• [Excerpted data]:

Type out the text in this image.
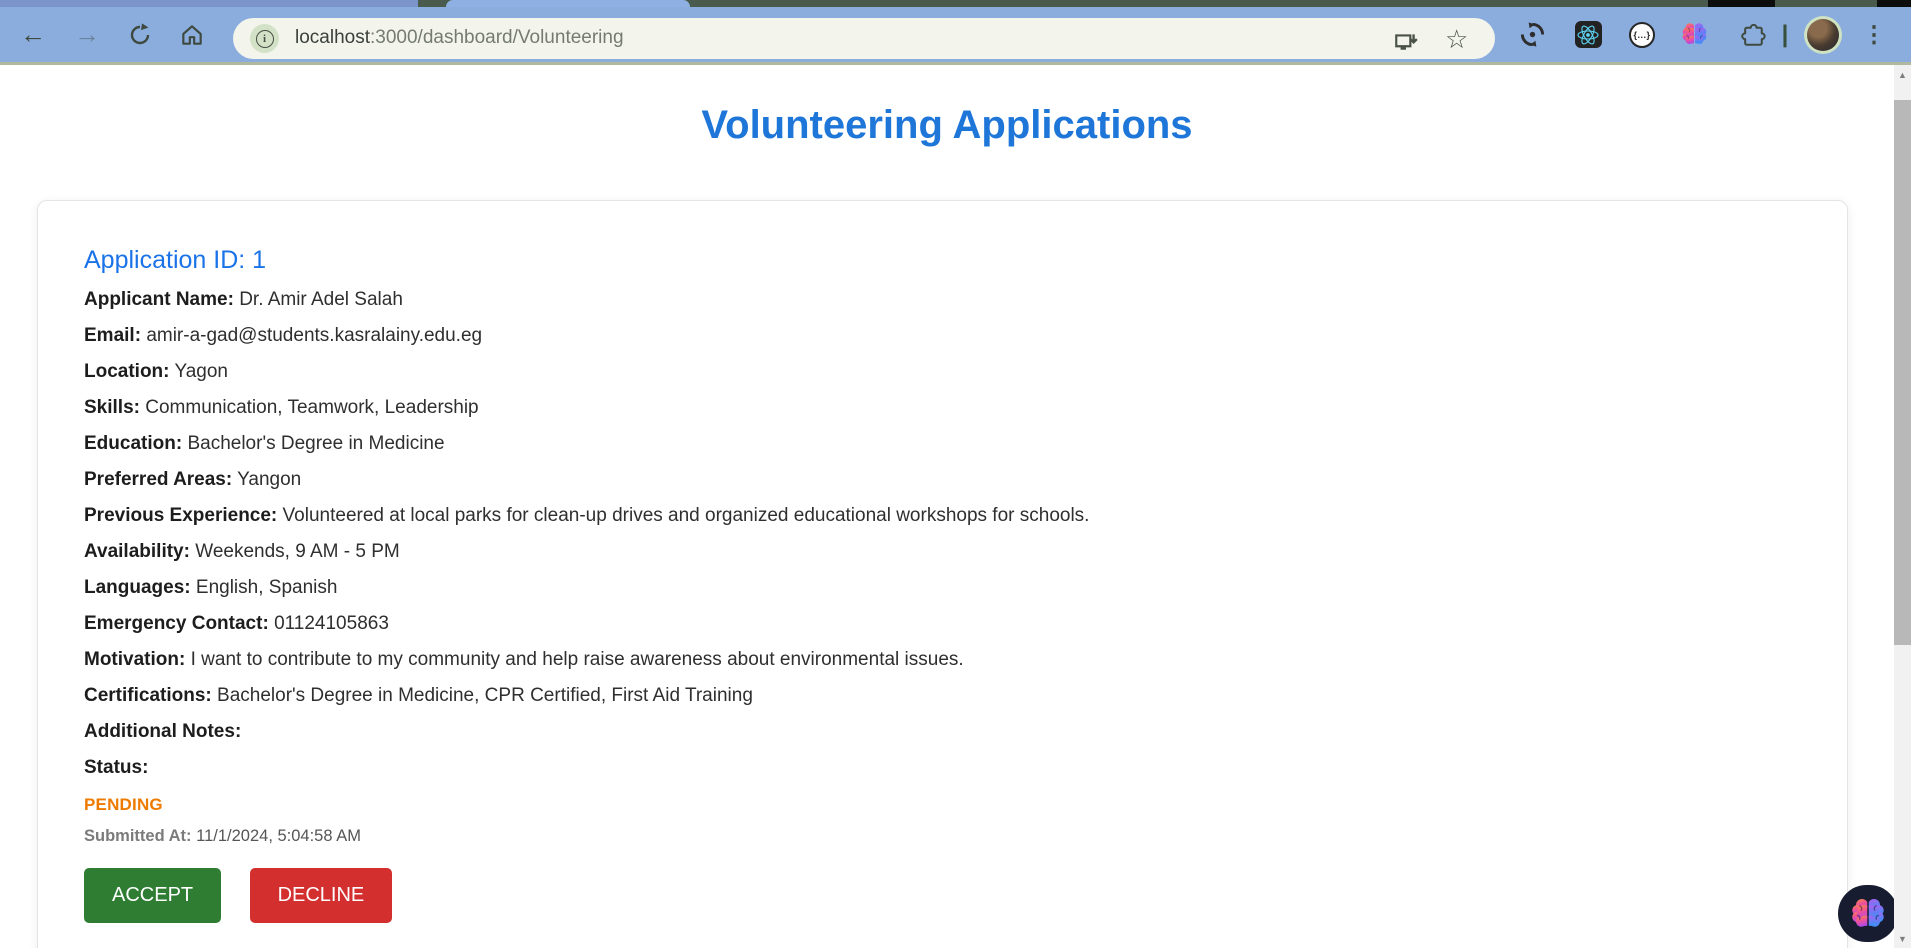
←	→	i	localhost:3000/dashboard/Volunteering	☆	{...}	|	⋮
Volunteering Applications
Application ID: 1

Applicant Name: Dr. Amir Adel Salah

Email: amir-a-gad@students.kasralainy.edu.eg

Location: Yagon

Skills: Communication, Teamwork, Leadership

Education: Bachelor's Degree in Medicine

Preferred Areas: Yangon

Previous Experience: Volunteered at local parks for clean-up drives and organized educational workshops for schools.

Availability: Weekends, 9 AM - 5 PM

Languages: English, Spanish

Emergency Contact: 01124105863

Motivation: I want to contribute to my community and help raise awareness about environmental issues.

Certifications: Bachelor's Degree in Medicine, CPR Certified, First Aid Training

Additional Notes:

Status:

PENDING

Submitted At: 11/1/2024, 5:04:58 AM

ACCEPT	DECLINE
▲
▼
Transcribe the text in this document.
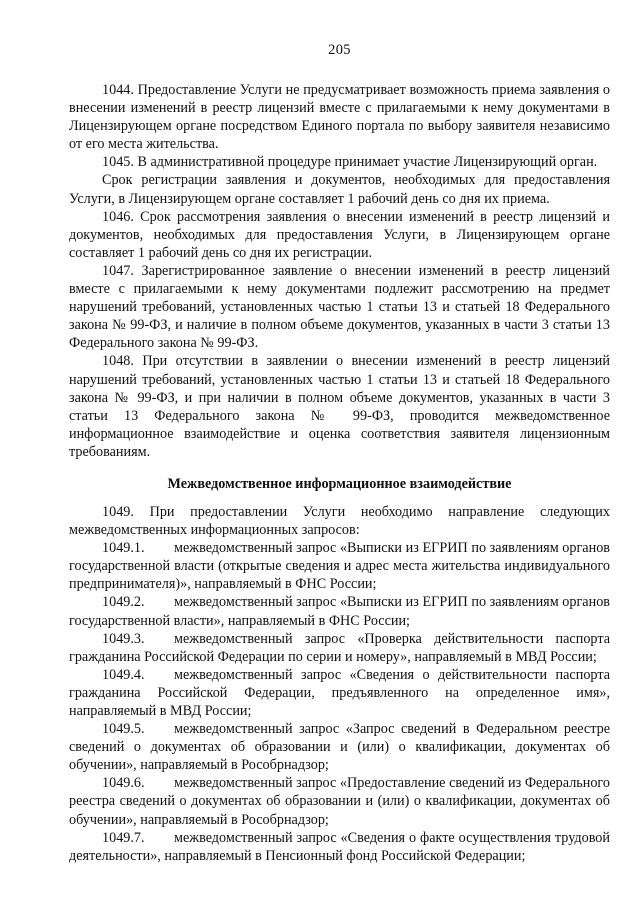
205

1044. Предоставление Услуги не предусматривает возможность приема заявления о внесении изменений в реестр лицензий вместе с прилагаемыми к нему документами в Лицензирующем органе посредством Единого портала по выбору заявителя независимо от его места жительства.

1045. В административной процедуре принимает участие Лицензирующий орган.

Срок регистрации заявления и документов, необходимых для предоставления Услуги, в Лицензирующем органе составляет 1 рабочий день со дня их приема.

1046. Срок рассмотрения заявления о внесении изменений в реестр лицензий и документов, необходимых для предоставления Услуги, в Лицензирующем органе составляет 1 рабочий день со дня их регистрации.

1047. Зарегистрированное заявление о внесении изменений в реестр лицензий вместе с прилагаемыми к нему документами подлежит рассмотрению на предмет нарушений требований, установленных частью 1 статьи 13 и статьей 18 Федерального закона № 99-ФЗ, и наличие в полном объеме документов, указанных в части 3 статьи 13 Федерального закона № 99-ФЗ.

1048. При отсутствии в заявлении о внесении изменений в реестр лицензий нарушений требований, установленных частью 1 статьи 13 и статьей 18 Федерального закона № 99-ФЗ, и при наличии в полном объеме документов, указанных в части 3 статьи 13 Федерального закона № 99-ФЗ, проводится межведомственное информационное взаимодействие и оценка соответствия заявителя лицензионным требованиям.

Межведомственное информационное взаимодействие

1049. При предоставлении Услуги необходимо направление следующих межведомственных информационных запросов:

1049.1. межведомственный запрос «Выписки из ЕГРИП по заявлениям органов государственной власти (открытые сведения и адрес места жительства индивидуального предпринимателя)», направляемый в ФНС России;

1049.2. межведомственный запрос «Выписки из ЕГРИП по заявлениям органов государственной власти», направляемый в ФНС России;

1049.3. межведомственный запрос «Проверка действительности паспорта гражданина Российской Федерации по серии и номеру», направляемый в МВД России;

1049.4. межведомственный запрос «Сведения о действительности паспорта гражданина Российской Федерации, предъявленного на определенное имя», направляемый в МВД России;

1049.5. межведомственный запрос «Запрос сведений в Федеральном реестре сведений о документах об образовании и (или) о квалификации, документах об обучении», направляемый в Рособрнадзор;

1049.6. межведомственный запрос «Предоставление сведений из Федерального реестра сведений о документах об образовании и (или) о квалификации, документах об обучении», направляемый в Рособрнадзор;

1049.7. межведомственный запрос «Сведения о факте осуществления трудовой деятельности», направляемый в Пенсионный фонд Российской Федерации;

• [Instructions for the task]: Scan the material above. Copy each line that holds the word "Bachelor".

• [Right answer]:
Education: Bachelor's Degree in Medicine
Certifications: Bachelor's Degree in Medicine, CPR Certified, First Aid Training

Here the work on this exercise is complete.